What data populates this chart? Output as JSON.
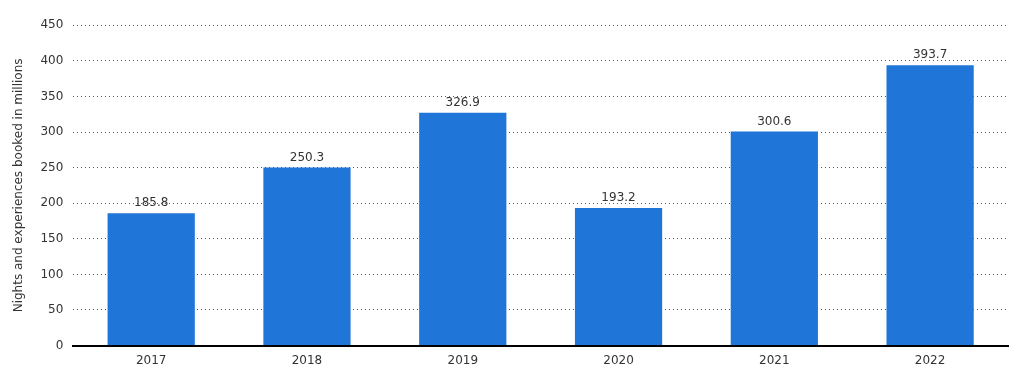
{
  "chart_data": {
    "type": "bar",
    "ylabel": "Nights and experiences booked in millions",
    "categories": [
      "2017",
      "2018",
      "2019",
      "2020",
      "2021",
      "2022"
    ],
    "values": [
      185.8,
      250.3,
      326.9,
      193.2,
      300.6,
      393.7
    ],
    "color": "#1f75d8",
    "ylim": [
      0,
      450
    ],
    "yticks": [
      0,
      50,
      100,
      150,
      200,
      250,
      300,
      350,
      400,
      450
    ],
    "grid": "y",
    "data_labels": true
  }
}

#####

Problem description: Copy each line exactly, and leave the pictures out of your copy.

Final result:
What data populates this chart? Output as JSON.
{
  "chart_data": {
    "type": "bar",
    "ylabel": "Nights and experiences booked in millions",
    "categories": [
      "2017",
      "2018",
      "2019",
      "2020",
      "2021",
      "2022"
    ],
    "values": [
      185.8,
      250.3,
      326.9,
      193.2,
      300.6,
      393.7
    ],
    "color": "#1f75d8",
    "ylim": [
      0,
      450
    ],
    "yticks": [
      0,
      50,
      100,
      150,
      200,
      250,
      300,
      350,
      400,
      450
    ],
    "grid": "y",
    "data_labels": true
  }
}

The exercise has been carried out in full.